See the world through the eyes of an economist.
High-risk lending remains low
The share of lending going to loans with a debt to income ratio over 6x remains low by historical standards. Show this to people who are waiting for the market to ‘crash’. There’s little risk in the system.

Inflation getting too ‘slow’ for comfort now
The monthly inflation data – which isn’t the entire picture so should only be used as a guide to the ‘actual’ quarterly numbers – surprised to the downside in May. The year-ended trimmed mean measure fell a substantial 0.4 percentage points to 2.4%. That’s under the RBA’s forecasts, and below the mid-point of their target band. That equals rate cuts.

Infrastructure still piling up
Engineering work done and in the pipeline looks like it is peaking, but remains at very high levels. A lot of this is transport infrastructure, which has big implications for the property markets that stand to benefit.

Dole numbers creeping up
While the official unemployment rate is steady, the number of people on Jobseeker is steadily creeping up. The labour market isn’t as strong as it seems. Equals rate cuts.

*Listing*
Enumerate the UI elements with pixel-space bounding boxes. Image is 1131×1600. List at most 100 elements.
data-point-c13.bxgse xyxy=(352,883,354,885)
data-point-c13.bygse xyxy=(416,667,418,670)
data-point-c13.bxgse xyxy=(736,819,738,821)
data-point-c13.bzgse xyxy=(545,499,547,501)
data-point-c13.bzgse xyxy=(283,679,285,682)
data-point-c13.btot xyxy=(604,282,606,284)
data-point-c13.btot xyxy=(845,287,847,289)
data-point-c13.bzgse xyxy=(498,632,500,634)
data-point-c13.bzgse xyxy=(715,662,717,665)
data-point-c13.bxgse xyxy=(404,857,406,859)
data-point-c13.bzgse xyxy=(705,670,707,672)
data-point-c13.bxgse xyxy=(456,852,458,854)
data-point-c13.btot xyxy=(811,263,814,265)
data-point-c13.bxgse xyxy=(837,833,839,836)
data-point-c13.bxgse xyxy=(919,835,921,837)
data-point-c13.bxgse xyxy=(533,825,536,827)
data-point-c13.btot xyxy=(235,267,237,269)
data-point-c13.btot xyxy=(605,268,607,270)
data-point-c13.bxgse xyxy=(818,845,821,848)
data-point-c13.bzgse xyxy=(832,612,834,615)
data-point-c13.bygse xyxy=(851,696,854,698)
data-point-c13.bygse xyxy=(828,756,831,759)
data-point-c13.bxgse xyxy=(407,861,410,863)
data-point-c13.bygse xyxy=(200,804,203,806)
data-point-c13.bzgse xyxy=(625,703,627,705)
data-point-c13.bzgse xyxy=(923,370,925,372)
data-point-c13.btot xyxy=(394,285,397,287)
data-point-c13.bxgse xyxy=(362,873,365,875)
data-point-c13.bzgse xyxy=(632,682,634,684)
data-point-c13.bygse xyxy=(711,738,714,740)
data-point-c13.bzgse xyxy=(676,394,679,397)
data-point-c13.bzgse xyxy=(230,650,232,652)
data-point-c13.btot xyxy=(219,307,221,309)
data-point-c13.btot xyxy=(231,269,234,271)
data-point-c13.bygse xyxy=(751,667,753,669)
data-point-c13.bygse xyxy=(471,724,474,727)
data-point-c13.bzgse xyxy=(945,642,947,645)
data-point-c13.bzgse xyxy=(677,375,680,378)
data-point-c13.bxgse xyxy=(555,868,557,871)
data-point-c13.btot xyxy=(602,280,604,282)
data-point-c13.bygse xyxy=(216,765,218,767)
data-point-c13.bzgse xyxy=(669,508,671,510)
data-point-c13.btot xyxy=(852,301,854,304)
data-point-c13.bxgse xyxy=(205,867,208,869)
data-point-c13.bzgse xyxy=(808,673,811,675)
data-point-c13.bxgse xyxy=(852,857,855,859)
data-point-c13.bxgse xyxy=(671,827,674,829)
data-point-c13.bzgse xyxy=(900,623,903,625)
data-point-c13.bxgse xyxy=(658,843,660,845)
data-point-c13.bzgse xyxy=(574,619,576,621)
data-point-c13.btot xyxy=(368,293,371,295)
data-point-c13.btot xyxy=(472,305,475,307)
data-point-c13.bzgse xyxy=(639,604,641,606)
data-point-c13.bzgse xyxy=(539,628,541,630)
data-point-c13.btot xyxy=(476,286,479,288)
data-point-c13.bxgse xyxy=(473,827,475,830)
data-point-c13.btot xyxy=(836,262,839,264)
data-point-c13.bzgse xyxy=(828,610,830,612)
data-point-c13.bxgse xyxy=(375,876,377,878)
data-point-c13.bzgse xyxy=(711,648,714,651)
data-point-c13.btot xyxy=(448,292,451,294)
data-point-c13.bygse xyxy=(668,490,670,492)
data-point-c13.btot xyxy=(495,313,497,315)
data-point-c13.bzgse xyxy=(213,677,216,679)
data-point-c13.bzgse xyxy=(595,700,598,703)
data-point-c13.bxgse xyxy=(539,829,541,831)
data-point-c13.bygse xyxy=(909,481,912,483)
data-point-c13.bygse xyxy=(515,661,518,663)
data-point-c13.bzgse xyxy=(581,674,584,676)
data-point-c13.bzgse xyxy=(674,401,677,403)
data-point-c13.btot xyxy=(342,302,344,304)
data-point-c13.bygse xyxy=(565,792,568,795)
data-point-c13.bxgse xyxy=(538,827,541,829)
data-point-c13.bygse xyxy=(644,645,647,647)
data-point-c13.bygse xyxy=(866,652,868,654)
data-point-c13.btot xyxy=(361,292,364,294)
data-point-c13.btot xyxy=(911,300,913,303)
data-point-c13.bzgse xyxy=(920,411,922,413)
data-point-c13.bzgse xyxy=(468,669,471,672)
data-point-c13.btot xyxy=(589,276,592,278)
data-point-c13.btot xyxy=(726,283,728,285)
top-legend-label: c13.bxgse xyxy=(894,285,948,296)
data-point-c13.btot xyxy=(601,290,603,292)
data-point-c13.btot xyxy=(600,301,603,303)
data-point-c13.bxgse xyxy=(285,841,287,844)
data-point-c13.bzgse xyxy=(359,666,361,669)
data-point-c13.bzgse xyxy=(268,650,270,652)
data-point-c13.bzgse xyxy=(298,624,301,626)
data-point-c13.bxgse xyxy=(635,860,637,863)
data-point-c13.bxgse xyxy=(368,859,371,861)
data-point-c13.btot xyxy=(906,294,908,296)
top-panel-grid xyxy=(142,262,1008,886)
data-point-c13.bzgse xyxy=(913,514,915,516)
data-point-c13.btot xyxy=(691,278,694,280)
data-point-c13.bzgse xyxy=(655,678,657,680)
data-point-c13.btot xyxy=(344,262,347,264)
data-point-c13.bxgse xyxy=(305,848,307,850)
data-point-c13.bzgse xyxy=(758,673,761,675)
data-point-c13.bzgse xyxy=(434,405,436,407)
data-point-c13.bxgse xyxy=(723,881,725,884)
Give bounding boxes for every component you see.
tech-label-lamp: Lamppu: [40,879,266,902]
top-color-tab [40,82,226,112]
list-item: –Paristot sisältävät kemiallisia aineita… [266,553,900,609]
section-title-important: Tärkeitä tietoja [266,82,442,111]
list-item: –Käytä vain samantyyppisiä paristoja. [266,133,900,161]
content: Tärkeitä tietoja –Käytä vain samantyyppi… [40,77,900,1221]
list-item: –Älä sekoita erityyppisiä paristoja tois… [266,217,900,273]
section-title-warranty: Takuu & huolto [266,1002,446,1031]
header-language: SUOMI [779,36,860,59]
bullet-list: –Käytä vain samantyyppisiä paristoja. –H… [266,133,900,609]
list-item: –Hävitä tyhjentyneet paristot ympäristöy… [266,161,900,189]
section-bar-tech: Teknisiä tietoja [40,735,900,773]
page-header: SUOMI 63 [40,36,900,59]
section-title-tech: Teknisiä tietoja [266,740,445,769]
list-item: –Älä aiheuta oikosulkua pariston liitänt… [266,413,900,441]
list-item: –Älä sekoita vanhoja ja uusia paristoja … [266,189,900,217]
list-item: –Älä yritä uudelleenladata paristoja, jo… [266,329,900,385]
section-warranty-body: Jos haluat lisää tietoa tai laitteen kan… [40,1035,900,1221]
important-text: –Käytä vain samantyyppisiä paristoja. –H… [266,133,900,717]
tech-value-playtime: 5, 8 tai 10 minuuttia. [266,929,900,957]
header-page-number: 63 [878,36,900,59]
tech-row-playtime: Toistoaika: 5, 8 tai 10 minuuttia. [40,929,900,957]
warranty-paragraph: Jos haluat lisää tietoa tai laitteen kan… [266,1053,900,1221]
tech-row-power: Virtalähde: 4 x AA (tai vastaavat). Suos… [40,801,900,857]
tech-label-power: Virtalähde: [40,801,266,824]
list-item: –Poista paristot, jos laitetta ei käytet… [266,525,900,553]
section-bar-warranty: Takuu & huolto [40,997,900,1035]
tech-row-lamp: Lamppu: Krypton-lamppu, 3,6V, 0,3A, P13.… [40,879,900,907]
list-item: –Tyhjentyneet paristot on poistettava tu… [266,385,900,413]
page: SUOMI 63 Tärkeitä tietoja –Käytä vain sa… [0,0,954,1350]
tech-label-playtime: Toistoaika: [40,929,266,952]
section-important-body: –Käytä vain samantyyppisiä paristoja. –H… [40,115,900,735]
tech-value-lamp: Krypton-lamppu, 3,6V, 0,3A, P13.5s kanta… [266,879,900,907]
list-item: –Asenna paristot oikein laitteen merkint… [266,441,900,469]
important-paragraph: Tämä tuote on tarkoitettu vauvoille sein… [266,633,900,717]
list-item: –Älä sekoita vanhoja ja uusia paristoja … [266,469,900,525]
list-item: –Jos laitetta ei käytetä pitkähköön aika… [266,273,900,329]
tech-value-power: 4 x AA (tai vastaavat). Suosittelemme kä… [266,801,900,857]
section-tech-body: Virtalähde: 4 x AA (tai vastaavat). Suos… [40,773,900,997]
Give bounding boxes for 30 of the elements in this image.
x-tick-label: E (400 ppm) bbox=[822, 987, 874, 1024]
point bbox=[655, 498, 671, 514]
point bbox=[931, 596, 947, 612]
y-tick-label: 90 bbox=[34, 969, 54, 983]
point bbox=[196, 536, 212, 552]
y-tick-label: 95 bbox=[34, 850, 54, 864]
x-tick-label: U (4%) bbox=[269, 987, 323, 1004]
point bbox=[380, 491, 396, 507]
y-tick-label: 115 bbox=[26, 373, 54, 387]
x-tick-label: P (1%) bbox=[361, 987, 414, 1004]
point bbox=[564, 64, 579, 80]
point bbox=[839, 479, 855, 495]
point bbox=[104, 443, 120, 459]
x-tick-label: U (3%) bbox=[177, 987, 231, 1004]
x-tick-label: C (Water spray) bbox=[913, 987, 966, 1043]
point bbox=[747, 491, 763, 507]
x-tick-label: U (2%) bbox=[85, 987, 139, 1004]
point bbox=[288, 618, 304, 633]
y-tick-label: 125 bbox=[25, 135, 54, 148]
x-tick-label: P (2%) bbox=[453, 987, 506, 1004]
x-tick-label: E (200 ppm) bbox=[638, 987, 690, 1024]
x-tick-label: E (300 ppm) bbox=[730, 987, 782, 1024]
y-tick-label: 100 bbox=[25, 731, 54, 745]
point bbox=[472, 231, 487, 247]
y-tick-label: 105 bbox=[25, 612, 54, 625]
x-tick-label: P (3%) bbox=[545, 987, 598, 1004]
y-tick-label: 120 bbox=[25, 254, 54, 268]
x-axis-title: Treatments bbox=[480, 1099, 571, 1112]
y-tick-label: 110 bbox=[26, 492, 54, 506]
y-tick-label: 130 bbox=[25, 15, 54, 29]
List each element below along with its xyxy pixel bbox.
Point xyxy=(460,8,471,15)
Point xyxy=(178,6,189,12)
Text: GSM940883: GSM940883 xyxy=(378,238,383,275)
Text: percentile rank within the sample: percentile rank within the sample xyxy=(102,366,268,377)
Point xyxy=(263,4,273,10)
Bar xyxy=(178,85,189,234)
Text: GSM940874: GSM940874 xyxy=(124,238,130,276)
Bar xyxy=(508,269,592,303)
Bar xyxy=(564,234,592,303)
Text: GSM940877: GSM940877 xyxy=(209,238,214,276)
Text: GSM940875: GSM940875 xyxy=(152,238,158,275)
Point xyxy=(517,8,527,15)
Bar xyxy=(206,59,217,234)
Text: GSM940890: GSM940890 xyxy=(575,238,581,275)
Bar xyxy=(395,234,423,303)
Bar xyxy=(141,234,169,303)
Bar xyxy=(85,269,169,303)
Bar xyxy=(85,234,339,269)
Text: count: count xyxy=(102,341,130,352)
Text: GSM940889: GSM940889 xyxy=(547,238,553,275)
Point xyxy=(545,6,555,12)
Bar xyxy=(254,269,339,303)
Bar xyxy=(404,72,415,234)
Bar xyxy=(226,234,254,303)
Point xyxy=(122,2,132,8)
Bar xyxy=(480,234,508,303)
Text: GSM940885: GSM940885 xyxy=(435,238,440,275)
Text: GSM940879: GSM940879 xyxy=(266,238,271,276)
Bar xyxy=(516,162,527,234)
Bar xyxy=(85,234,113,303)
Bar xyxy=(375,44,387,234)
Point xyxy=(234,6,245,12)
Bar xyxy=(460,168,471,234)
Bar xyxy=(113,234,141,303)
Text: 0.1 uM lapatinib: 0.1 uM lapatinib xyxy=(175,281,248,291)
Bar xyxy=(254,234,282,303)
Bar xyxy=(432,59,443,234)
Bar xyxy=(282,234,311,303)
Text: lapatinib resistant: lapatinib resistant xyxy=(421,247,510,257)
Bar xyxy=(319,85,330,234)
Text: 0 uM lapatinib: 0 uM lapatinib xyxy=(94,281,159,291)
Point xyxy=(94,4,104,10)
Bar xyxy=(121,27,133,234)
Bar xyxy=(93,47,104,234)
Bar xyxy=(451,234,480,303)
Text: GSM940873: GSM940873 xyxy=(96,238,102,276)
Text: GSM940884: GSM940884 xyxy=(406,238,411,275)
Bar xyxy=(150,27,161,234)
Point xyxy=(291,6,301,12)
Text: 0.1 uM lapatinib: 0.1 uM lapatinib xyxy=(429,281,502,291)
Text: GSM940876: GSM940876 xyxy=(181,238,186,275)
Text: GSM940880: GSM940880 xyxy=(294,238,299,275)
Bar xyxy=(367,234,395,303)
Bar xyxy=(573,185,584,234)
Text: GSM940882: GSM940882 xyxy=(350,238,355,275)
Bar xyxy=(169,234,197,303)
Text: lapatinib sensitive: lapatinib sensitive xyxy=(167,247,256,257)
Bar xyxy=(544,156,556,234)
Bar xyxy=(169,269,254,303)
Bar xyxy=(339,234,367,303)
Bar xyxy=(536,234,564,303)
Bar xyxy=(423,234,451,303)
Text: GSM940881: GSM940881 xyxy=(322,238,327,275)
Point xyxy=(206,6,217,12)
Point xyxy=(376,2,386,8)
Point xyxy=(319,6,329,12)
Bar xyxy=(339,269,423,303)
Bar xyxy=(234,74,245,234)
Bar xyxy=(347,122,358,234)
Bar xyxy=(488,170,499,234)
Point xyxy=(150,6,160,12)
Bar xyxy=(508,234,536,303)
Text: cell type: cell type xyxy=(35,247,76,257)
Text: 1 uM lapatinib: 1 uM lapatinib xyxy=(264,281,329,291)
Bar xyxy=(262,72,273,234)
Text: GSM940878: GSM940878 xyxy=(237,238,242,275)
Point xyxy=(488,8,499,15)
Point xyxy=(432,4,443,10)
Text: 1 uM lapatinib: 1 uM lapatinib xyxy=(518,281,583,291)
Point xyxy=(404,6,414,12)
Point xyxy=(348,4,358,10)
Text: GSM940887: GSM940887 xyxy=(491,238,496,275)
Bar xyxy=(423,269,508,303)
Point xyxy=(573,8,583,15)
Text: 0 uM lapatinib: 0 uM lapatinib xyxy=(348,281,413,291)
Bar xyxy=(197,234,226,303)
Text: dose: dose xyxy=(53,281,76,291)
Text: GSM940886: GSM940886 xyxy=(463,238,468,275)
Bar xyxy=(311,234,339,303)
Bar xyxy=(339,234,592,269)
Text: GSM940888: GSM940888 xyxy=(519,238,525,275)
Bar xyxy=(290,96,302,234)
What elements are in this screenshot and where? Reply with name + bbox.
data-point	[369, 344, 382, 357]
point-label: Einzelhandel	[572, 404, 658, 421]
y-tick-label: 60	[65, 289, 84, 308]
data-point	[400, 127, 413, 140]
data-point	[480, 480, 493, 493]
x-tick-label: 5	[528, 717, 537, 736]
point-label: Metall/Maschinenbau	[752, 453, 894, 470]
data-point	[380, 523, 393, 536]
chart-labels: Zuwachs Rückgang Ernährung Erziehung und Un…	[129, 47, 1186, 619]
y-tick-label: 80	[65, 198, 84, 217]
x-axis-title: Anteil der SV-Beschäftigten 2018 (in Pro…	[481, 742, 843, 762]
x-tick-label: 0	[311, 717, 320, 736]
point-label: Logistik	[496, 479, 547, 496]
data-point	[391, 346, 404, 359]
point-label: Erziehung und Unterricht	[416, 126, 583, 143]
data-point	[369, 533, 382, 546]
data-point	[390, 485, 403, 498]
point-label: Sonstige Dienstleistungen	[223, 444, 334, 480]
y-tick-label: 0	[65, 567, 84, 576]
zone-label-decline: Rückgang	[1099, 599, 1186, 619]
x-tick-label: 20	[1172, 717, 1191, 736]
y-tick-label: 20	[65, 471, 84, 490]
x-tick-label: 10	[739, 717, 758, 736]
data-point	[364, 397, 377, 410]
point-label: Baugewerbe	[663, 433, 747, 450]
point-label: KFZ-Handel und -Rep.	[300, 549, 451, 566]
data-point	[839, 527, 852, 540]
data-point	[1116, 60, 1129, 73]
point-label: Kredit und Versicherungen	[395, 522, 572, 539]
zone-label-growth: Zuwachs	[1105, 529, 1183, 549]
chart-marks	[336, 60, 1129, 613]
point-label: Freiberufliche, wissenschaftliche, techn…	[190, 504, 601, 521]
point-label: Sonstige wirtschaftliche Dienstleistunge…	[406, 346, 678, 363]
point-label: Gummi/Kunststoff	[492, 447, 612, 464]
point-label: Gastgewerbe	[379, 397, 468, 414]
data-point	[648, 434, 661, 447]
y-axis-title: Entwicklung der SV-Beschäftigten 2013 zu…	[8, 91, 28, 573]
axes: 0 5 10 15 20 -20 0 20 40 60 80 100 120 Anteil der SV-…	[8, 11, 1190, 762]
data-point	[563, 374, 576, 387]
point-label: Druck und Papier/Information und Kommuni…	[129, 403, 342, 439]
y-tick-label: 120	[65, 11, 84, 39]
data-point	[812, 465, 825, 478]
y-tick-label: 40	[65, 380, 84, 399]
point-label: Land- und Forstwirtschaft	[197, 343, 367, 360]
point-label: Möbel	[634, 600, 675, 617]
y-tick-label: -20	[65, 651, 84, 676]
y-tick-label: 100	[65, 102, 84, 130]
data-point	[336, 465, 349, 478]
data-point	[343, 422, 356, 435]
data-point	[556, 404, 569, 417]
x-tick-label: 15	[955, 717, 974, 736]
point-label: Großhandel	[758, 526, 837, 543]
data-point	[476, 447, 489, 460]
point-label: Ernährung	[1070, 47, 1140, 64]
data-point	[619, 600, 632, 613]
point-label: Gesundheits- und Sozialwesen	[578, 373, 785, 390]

*Challenges*
[1] Translate this sentence from the economic commentary into Spanish: "The labour market isn’t as strong as it seems."
[2] Write the next part of the economic commentary, picking up after its final sentence.
The records were taken from a different source than the economic commentary.

*Task-by-task outputs*
[1] El mercado laboral no es tan fuerte como parece.

[2]
But globe is happy
But internationally, things are looking better (wars aside). The number of positive data surprises is above average, while the number of inflation data surprises is below average. Things are a little better than economists predicted.

Coffees are going to $12 each
Finally, some in the industry reckon this is the new break even point for a cappuccino. Whether people will pay it is another question. But what is definitely true is that coffee bean inflation has been running well ahead of CPI inflation for the past ten years, and is only getting worse.

And that’s how the world looked through the eyes of an economist this week.
DB.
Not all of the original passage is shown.